» **DIRECTION**
Return every record verbatim.

[Dataset excerpt]
-*-*-

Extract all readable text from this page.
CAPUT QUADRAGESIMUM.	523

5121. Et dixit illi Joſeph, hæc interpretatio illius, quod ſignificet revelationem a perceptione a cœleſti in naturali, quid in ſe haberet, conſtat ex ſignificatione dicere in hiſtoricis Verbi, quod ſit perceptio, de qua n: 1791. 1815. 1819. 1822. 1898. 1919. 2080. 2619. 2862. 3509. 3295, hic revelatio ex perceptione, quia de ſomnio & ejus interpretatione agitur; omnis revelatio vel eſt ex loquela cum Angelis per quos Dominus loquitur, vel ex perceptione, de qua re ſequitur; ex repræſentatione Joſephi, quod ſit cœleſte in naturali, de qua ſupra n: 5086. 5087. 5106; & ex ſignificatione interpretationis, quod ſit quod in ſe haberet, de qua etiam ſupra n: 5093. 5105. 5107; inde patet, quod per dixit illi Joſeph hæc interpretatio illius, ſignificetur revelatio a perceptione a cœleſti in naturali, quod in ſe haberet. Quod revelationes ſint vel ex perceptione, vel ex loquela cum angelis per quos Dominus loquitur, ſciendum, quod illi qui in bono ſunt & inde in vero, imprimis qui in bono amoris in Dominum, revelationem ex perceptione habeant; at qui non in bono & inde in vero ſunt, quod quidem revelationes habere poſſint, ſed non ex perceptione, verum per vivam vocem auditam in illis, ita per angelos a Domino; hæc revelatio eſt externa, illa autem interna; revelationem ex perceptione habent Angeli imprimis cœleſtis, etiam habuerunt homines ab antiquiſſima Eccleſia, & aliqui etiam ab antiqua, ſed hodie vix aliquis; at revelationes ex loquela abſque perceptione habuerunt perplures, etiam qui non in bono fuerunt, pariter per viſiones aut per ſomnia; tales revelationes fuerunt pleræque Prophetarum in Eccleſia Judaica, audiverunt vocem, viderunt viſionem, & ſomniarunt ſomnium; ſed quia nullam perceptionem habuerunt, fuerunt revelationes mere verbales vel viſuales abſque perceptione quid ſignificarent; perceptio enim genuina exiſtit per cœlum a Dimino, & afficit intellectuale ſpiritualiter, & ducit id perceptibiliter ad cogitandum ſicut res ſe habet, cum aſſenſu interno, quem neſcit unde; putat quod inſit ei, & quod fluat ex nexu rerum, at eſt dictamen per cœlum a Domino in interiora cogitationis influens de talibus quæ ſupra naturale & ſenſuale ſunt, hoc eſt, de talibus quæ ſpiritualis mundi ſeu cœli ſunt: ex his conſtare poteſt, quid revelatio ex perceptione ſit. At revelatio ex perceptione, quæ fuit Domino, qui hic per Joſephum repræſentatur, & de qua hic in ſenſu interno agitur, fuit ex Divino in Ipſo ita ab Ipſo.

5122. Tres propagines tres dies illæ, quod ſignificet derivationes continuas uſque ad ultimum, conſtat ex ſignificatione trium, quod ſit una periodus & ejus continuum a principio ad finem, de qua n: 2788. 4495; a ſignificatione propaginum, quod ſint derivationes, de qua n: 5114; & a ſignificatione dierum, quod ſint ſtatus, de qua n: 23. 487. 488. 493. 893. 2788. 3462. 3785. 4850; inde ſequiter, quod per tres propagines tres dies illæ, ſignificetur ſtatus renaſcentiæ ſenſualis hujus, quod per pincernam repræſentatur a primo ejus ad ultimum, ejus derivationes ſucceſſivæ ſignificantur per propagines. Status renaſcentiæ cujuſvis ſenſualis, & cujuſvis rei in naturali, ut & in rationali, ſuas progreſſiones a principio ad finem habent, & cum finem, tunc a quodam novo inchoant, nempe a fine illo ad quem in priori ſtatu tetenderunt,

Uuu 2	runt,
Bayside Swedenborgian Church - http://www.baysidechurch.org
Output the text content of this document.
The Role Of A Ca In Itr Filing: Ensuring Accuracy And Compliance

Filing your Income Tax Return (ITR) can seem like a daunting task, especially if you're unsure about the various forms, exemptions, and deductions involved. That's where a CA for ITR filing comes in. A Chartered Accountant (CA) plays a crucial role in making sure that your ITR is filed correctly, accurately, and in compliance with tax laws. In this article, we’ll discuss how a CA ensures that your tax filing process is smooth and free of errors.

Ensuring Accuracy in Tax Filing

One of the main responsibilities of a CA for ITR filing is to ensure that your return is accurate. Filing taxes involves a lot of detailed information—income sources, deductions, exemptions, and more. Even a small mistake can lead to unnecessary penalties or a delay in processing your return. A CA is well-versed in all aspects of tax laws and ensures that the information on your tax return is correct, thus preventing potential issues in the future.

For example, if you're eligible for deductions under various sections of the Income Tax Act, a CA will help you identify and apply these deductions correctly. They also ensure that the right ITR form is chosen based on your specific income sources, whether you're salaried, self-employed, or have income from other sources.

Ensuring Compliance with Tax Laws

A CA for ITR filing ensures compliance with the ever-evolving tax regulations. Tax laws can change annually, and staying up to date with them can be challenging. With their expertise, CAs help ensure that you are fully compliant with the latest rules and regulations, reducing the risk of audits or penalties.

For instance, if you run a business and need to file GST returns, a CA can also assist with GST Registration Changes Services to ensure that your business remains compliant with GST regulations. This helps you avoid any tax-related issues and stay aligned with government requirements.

-*-*-

» **RESULT FOR THIS EXERCISE**
Extract all readable text from this page.
CAPUT QUADRAGESIMUM.	523

5121. Et dixit illi Joſeph, hæc interpretatio illius, quod ſignificet revelationem a perceptione a cœleſti in naturali, quid in ſe haberet, conſtat ex ſignificatione dicere in hiſtoricis Verbi, quod ſit perceptio, de qua n: 1791. 1815. 1819. 1822. 1898. 1919. 2080. 2619. 2862. 3509. 3295, hic revelatio ex perceptione, quia de ſomnio & ejus interpretatione agitur; omnis revelatio vel eſt ex loquela cum Angelis per quos Dominus loquitur, vel ex perceptione, de qua re ſequitur; ex repræſentatione Joſephi, quod ſit cœleſte in naturali, de qua ſupra n: 5086. 5087. 5106; & ex ſignificatione interpretationis, quod ſit quod in ſe haberet, de qua etiam ſupra n: 5093. 5105. 5107; inde patet, quod per dixit illi Joſeph hæc interpretatio illius, ſignificetur revelatio a perceptione a cœleſti in naturali, quod in ſe haberet. Quod revelationes ſint vel ex perceptione, vel ex loquela cum angelis per quos Dominus loquitur, ſciendum, quod illi qui in bono ſunt & inde in vero, imprimis qui in bono amoris in Dominum, revelationem ex perceptione habeant; at qui non in bono & inde in vero ſunt, quod quidem revelationes habere poſſint, ſed non ex perceptione, verum per vivam vocem auditam in illis, ita per angelos a Domino; hæc revelatio eſt externa, illa autem interna; revelationem ex perceptione habent Angeli imprimis cœleſtis, etiam habuerunt homines ab antiquiſſima Eccleſia, & aliqui etiam ab antiqua, ſed hodie vix aliquis; at revelationes ex loquela abſque perceptione habuerunt perplures, etiam qui non in bono fuerunt, pariter per viſiones aut per ſomnia; tales revelationes fuerunt pleræque Prophetarum in Eccleſia Judaica, audiverunt vocem, viderunt viſionem, & ſomniarunt ſomnium; ſed quia nullam perceptionem habuerunt, fuerunt revelationes mere verbales vel viſuales abſque perceptione quid ſignificarent; perceptio enim genuina exiſtit per cœlum a Dimino, & afficit intellectuale ſpiritualiter, & ducit id perceptibiliter ad cogitandum ſicut res ſe habet, cum aſſenſu interno, quem neſcit unde; putat quod inſit ei, & quod fluat ex nexu rerum, at eſt dictamen per cœlum a Domino in interiora cogitationis influens de talibus quæ ſupra naturale & ſenſuale ſunt, hoc eſt, de talibus quæ ſpiritualis mundi ſeu cœli ſunt: ex his conſtare poteſt, quid revelatio ex perceptione ſit. At revelatio ex perceptione, quæ fuit Domino, qui hic per Joſephum repræſentatur, & de qua hic in ſenſu interno agitur, fuit ex Divino in Ipſo ita ab Ipſo.

5122. Tres propagines tres dies illæ, quod ſignificet derivationes continuas uſque ad ultimum, conſtat ex ſignificatione trium, quod ſit una periodus & ejus continuum a principio ad finem, de qua n: 2788. 4495; a ſignificatione propaginum, quod ſint derivationes, de qua n: 5114; & a ſignificatione dierum, quod ſint ſtatus, de qua n: 23. 487. 488. 493. 893. 2788. 3462. 3785. 4850; inde ſequiter, quod per tres propagines tres dies illæ, ſignificetur ſtatus renaſcentiæ ſenſualis hujus, quod per pincernam repræſentatur a primo ejus ad ultimum, ejus derivationes ſucceſſivæ ſignificantur per propagines. Status renaſcentiæ cujuſvis ſenſualis, & cujuſvis rei in naturali, ut & in rationali, ſuas progreſſiones a principio ad finem habent, & cum finem, tunc a quodam novo inchoant, nempe a fine illo ad quem in priori ſtatu tetenderunt,

Uuu 2	runt,
Bayside Swedenborgian Church - http://www.baysidechurch.org
Output the text content of this document.
The Role Of A Ca In Itr Filing: Ensuring Accuracy And Compliance

Filing your Income Tax Return (ITR) can seem like a daunting task, especially if you're unsure about the various forms, exemptions, and deductions involved. That's where a CA for ITR filing comes in. A Chartered Accountant (CA) plays a crucial role in making sure that your ITR is filed correctly, accurately, and in compliance with tax laws. In this article, we’ll discuss how a CA ensures that your tax filing process is smooth and free of errors.

Ensuring Accuracy in Tax Filing

One of the main responsibilities of a CA for ITR filing is to ensure that your return is accurate. Filing taxes involves a lot of detailed information—income sources, deductions, exemptions, and more. Even a small mistake can lead to unnecessary penalties or a delay in processing your return. A CA is well-versed in all aspects of tax laws and ensures that the information on your tax return is correct, thus preventing potential issues in the future.

For example, if you're eligible for deductions under various sections of the Income Tax Act, a CA will help you identify and apply these deductions correctly. They also ensure that the right ITR form is chosen based on your specific income sources, whether you're salaried, self-employed, or have income from other sources.

Ensuring Compliance with Tax Laws

A CA for ITR filing ensures compliance with the ever-evolving tax regulations. Tax laws can change annually, and staying up to date with them can be challenging. With their expertise, CAs help ensure that you are fully compliant with the latest rules and regulations, reducing the risk of audits or penalties.

For instance, if you run a business and need to file GST returns, a CA can also assist with GST Registration Changes Services to ensure that your business remains compliant with GST regulations. This helps you avoid any tax-related issues and stay aligned with government requirements.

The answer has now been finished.